**What this task involves:**
Please rewrite everything from the line containing "threshold-label: 300 LUXES." down to the line containing "x-tick-label: 09/01/15 xyxy=(1260,901,1326,920)", replacing "series-line" with "data-line" and leaving all else unchanged.
----------
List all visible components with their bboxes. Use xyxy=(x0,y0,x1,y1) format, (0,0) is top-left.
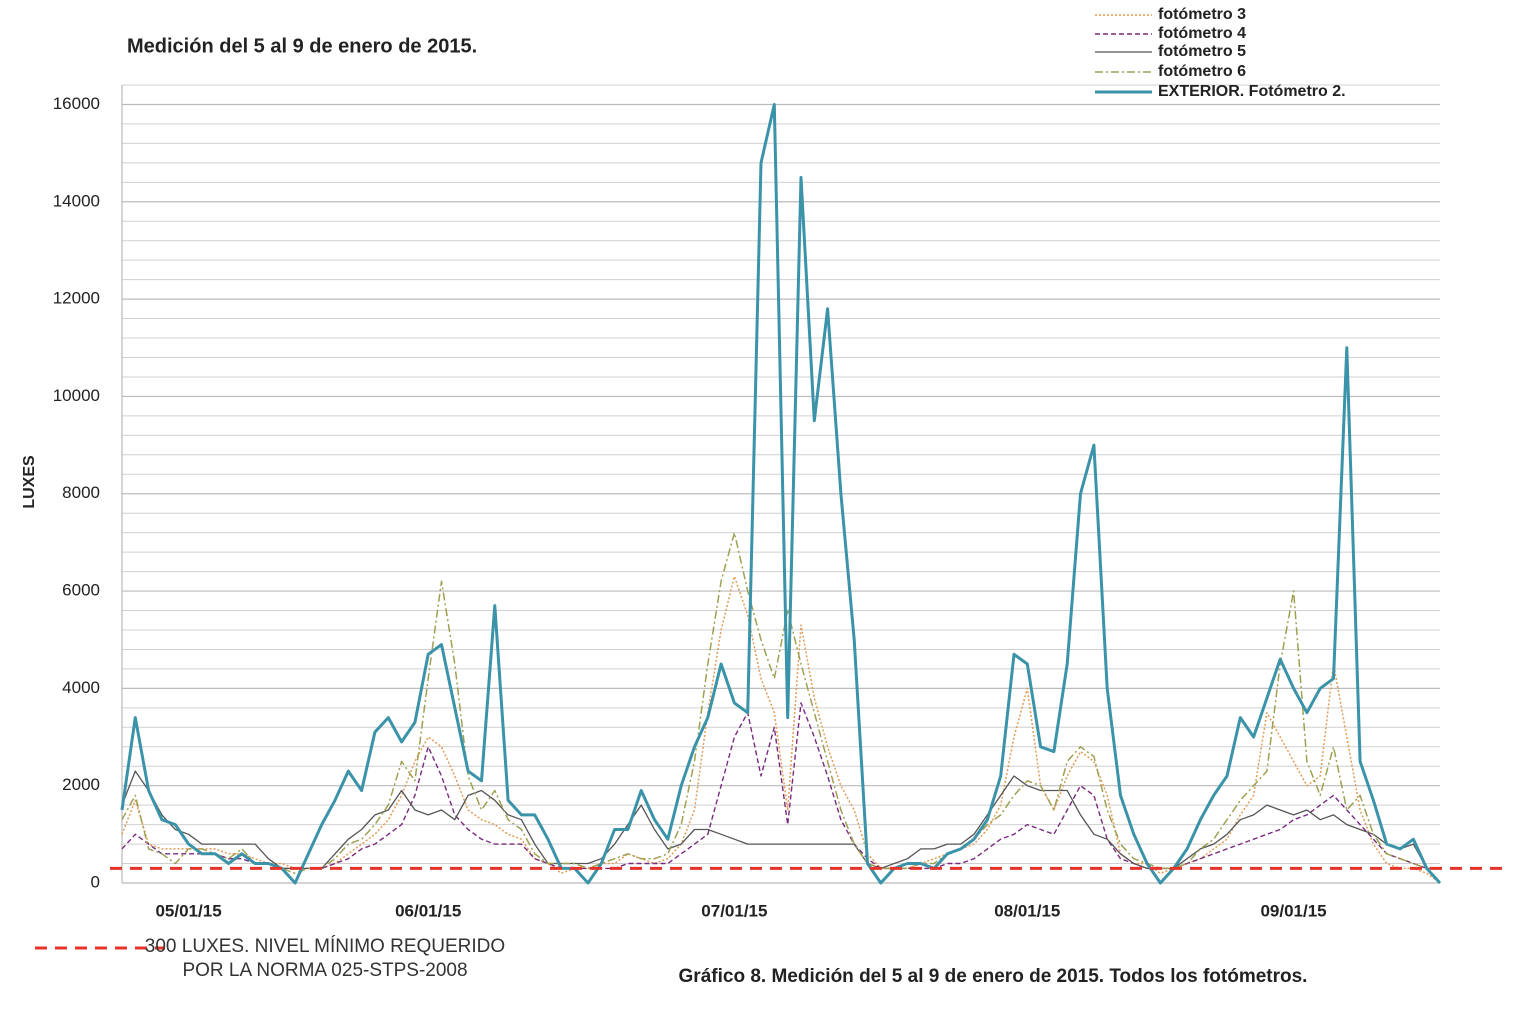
threshold-label: 300 LUXES. NIVEL MÍNIMO REQUERIDO POR LA… xyxy=(144,936,506,981)
legend-label: fotómetro 6 xyxy=(1158,63,1246,80)
caption: Gráfico 8. Medición del 5 al 9 de enero … xyxy=(679,966,1308,987)
y-tick-label: 12000 xyxy=(53,289,100,308)
series-line xyxy=(121,770,1440,870)
y-tick-label: 14000 xyxy=(53,191,100,210)
x-tick-label: 05/01/15 xyxy=(155,901,221,920)
legend-label: fotómetro 3 xyxy=(1158,6,1246,23)
y-tick-label: 10000 xyxy=(53,386,100,405)
legend-label: fotómetro 4 xyxy=(1158,25,1246,42)
y-tick-label: 4000 xyxy=(62,678,100,697)
y-axis-label: LUXES xyxy=(21,455,38,509)
chart-title: Medición del 5 al 9 de enero de 2015. xyxy=(127,35,477,57)
series-line xyxy=(121,702,1440,870)
series-line xyxy=(121,531,1440,875)
series-line xyxy=(121,575,1441,884)
series-line xyxy=(120,103,1442,885)
y-tick-label: 0 xyxy=(91,872,100,891)
x-tick-label: 06/01/15 xyxy=(395,901,461,920)
x-tick-label: 09/01/15 xyxy=(1260,901,1326,920)
legend-label: fotómetro 5 xyxy=(1158,43,1246,60)
y-tick-label: 16000 xyxy=(53,94,100,113)
y-tick-label: 2000 xyxy=(62,775,100,794)
legend-label: EXTERIOR. Fotómetro 2. xyxy=(1158,83,1346,100)
x-tick-label: 07/01/15 xyxy=(701,901,767,920)
x-tick-label: 08/01/15 xyxy=(994,901,1060,920)
y-tick-label: 8000 xyxy=(62,483,100,502)
y-tick-label: 6000 xyxy=(62,581,100,600)
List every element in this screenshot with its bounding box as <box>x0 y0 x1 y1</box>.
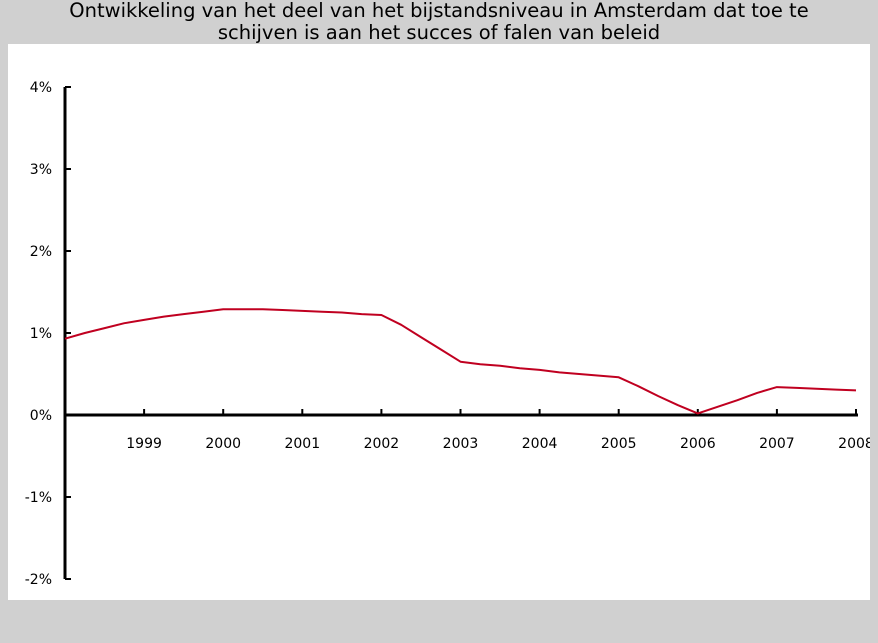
y-tick-label: 3% <box>30 162 52 178</box>
plot-area: 4% 3% 2% 1% 0% -1% -2% 1999 2000 2001 2002 2003 2004… <box>8 44 870 600</box>
x-tick-label: 2002 <box>364 436 400 452</box>
x-tick-label: 2008 <box>838 436 870 452</box>
chart-title-line: Ontwikkeling van het deel van het bijsta… <box>69 0 809 22</box>
x-tick-label: 2005 <box>601 436 637 452</box>
x-tick-label: 2004 <box>522 436 558 452</box>
x-tick-label: 2006 <box>680 436 716 452</box>
x-tick-label: 2000 <box>205 436 241 452</box>
y-tick-label: 0% <box>30 408 52 424</box>
y-tick-label: 4% <box>30 80 52 96</box>
line-chart: 4% 3% 2% 1% 0% -1% -2% 1999 2000 2001 2002 2003 2004… <box>25 80 870 588</box>
x-tick-label: 2003 <box>443 436 479 452</box>
series-line <box>64 308 857 415</box>
x-tick-label: 1999 <box>126 436 162 452</box>
y-tick-label: -2% <box>25 572 52 588</box>
chart-title: Ontwikkeling van het deel van het bijsta… <box>0 0 878 44</box>
x-tick-label: 2001 <box>284 436 320 452</box>
y-tick-label: -1% <box>25 490 52 506</box>
x-tick-label: 2007 <box>759 436 795 452</box>
y-tick-label: 2% <box>30 244 52 260</box>
chart-title-line: schijven is aan het succes of falen van … <box>217 21 661 44</box>
y-tick-label: 1% <box>30 326 52 342</box>
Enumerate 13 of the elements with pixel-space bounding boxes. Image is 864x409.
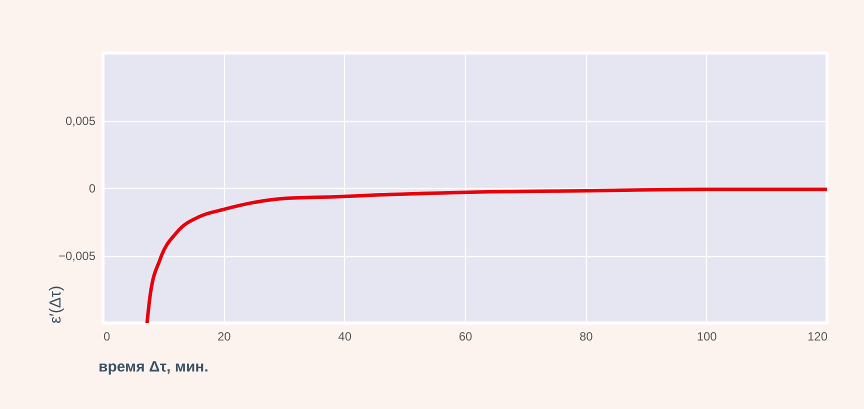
x-tick-label: 20 <box>217 330 232 344</box>
y-tick-label: 0 <box>88 182 96 196</box>
x-tick-label: 120 <box>807 330 828 344</box>
y-tick-label: 0,005 <box>65 114 96 128</box>
x-axis-title: время Δτ, мин. <box>98 358 208 376</box>
x-tick-label: 40 <box>338 330 352 344</box>
x-tick-label: 60 <box>458 330 472 344</box>
x-tick-label: 100 <box>696 330 718 344</box>
y-tick-label: −0,005 <box>58 249 96 263</box>
y-axis-title: ε′(Δτ) <box>48 286 64 324</box>
x-tick-label: 80 <box>579 330 594 344</box>
x-tick-label: 0 <box>104 330 110 344</box>
line-series <box>145 188 827 323</box>
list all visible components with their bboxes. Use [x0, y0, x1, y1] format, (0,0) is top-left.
----------
**Exercise response:**
threshold-label: 300 LUXES. NIVEL MÍNIMO REQUERIDO POR LA… xyxy=(144,936,506,981)
legend-label: fotómetro 6 xyxy=(1158,63,1246,80)
caption: Gráfico 8. Medición del 5 al 9 de enero … xyxy=(679,966,1308,987)
y-tick-label: 12000 xyxy=(53,289,100,308)
data-line xyxy=(121,770,1440,870)
y-tick-label: 14000 xyxy=(53,191,100,210)
x-tick-label: 05/01/15 xyxy=(155,901,221,920)
legend-label: fotómetro 3 xyxy=(1158,6,1246,23)
y-tick-label: 10000 xyxy=(53,386,100,405)
legend-label: fotómetro 4 xyxy=(1158,25,1246,42)
y-tick-label: 4000 xyxy=(62,678,100,697)
y-axis-label: LUXES xyxy=(21,455,38,509)
chart-title: Medición del 5 al 9 de enero de 2015. xyxy=(127,35,477,57)
data-line xyxy=(121,702,1440,870)
data-line xyxy=(121,531,1440,875)
data-line xyxy=(121,575,1441,884)
data-line xyxy=(120,103,1442,885)
y-tick-label: 0 xyxy=(91,872,100,891)
x-tick-label: 06/01/15 xyxy=(395,901,461,920)
x-tick-label: 09/01/15 xyxy=(1260,901,1326,920)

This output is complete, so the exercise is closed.